## Written task
Lines containing the word "Dětský" are to be counted; state their number and nothing further.

[Collected data entries]
↓↓↓
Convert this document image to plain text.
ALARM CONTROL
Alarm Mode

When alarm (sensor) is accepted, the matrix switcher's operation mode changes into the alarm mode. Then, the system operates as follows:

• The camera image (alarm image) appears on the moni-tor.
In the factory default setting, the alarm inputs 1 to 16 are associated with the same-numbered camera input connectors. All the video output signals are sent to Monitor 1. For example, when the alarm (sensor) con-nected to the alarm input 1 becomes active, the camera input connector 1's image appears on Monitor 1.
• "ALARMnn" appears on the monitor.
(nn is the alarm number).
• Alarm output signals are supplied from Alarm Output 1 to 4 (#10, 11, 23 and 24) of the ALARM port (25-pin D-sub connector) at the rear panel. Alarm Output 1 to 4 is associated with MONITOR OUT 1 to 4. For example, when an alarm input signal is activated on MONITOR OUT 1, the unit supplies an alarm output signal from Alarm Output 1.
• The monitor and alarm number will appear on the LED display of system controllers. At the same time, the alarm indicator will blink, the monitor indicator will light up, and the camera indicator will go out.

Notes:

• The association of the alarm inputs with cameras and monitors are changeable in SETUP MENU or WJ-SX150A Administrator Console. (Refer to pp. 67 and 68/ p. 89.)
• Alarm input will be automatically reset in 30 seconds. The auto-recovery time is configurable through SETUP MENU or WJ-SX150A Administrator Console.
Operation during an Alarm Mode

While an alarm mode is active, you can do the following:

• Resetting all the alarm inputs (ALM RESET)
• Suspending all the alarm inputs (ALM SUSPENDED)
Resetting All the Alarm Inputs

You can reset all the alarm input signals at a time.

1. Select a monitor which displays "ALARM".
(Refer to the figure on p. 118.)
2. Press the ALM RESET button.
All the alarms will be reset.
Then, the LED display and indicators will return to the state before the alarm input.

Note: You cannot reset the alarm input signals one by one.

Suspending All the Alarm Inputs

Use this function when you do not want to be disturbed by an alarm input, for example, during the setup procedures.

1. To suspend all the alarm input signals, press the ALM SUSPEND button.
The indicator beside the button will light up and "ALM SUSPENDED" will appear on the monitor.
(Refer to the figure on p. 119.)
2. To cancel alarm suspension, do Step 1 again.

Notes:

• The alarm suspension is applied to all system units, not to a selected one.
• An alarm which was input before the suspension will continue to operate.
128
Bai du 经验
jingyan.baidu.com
↑↑↑
↓↓↓
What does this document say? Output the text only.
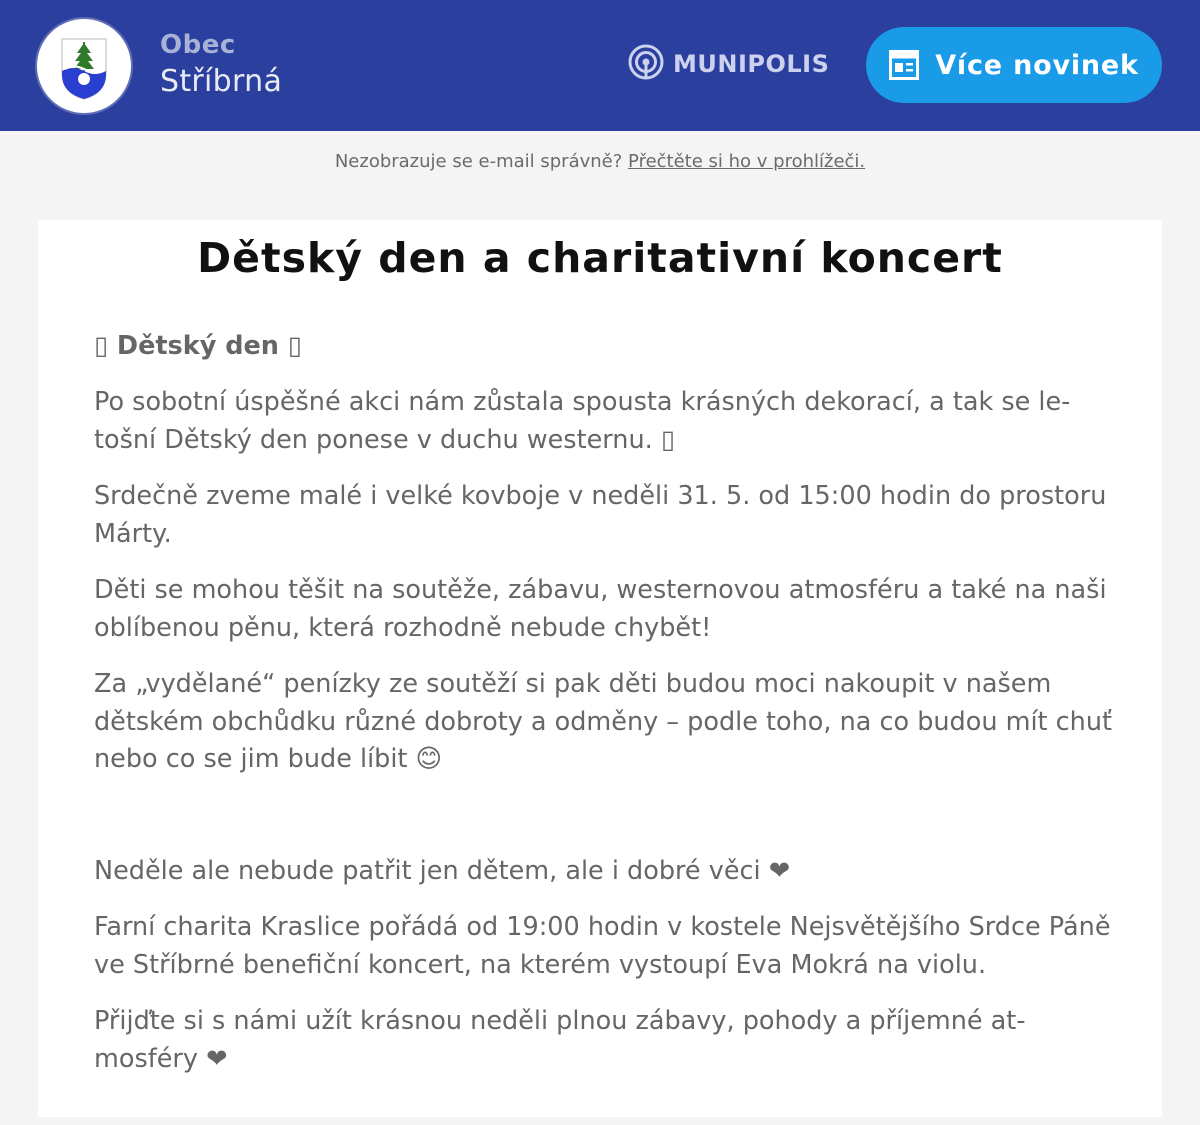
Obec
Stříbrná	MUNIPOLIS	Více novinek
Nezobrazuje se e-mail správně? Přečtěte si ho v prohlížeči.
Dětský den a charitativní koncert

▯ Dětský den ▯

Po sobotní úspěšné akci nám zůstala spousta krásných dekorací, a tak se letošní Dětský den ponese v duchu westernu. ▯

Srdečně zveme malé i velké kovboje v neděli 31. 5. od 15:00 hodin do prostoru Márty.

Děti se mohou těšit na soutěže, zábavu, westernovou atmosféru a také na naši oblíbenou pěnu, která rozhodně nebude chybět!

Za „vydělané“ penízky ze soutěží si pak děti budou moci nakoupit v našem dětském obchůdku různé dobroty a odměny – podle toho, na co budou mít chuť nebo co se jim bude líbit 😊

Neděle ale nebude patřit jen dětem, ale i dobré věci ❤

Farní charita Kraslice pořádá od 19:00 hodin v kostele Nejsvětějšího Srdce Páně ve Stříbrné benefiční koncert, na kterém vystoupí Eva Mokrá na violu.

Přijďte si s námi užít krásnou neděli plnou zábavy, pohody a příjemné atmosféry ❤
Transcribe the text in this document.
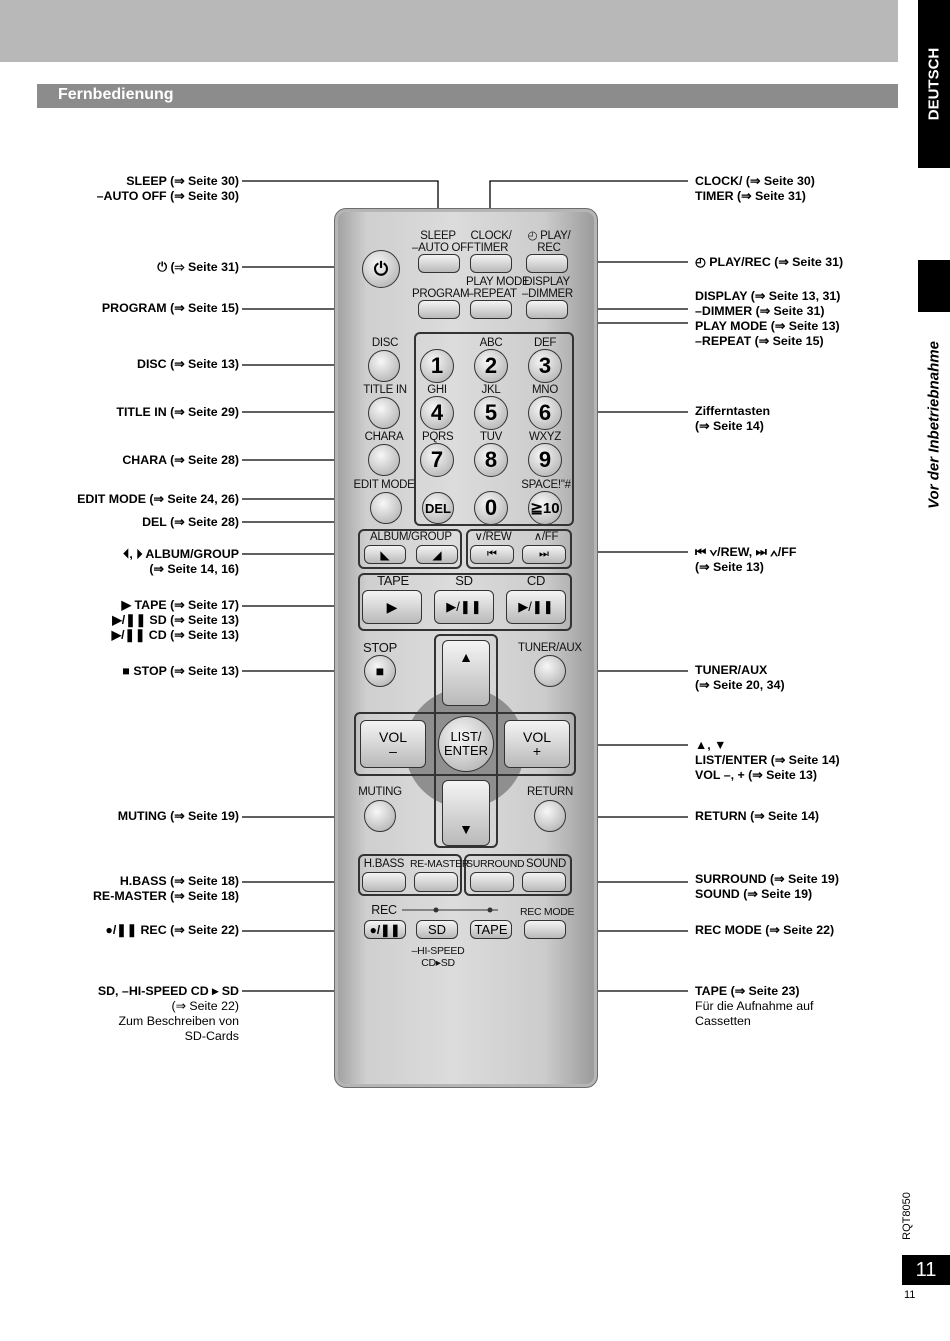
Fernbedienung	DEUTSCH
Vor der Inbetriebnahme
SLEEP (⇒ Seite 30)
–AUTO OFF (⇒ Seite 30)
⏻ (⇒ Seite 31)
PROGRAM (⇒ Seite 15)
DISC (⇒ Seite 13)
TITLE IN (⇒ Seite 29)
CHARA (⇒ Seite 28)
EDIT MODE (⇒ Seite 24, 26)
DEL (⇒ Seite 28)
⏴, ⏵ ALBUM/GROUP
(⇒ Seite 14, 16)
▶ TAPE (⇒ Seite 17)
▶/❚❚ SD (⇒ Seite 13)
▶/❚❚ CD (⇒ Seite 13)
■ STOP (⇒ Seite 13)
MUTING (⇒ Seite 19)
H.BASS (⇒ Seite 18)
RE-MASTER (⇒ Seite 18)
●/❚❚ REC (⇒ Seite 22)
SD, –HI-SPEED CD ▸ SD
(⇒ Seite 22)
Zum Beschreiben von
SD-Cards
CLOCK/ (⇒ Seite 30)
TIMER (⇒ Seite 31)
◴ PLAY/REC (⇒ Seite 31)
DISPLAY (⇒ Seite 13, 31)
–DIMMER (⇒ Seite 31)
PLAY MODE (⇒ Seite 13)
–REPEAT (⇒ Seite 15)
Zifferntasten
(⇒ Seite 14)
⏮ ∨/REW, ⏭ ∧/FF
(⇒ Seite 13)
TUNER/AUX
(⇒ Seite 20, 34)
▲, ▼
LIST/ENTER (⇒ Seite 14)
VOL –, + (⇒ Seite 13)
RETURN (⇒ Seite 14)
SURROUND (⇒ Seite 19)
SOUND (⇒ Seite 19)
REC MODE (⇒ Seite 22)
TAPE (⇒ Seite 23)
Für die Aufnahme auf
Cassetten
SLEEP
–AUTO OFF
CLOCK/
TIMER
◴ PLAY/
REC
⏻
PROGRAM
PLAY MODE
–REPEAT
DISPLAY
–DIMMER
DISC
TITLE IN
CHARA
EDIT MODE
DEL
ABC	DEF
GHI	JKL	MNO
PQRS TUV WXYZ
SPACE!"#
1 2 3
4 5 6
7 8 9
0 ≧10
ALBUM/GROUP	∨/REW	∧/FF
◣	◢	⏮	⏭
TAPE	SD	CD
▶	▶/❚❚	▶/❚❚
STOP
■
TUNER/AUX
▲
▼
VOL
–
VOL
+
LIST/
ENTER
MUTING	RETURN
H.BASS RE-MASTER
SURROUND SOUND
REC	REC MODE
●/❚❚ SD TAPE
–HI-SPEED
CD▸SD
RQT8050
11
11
↑↑↑
## Task answer
3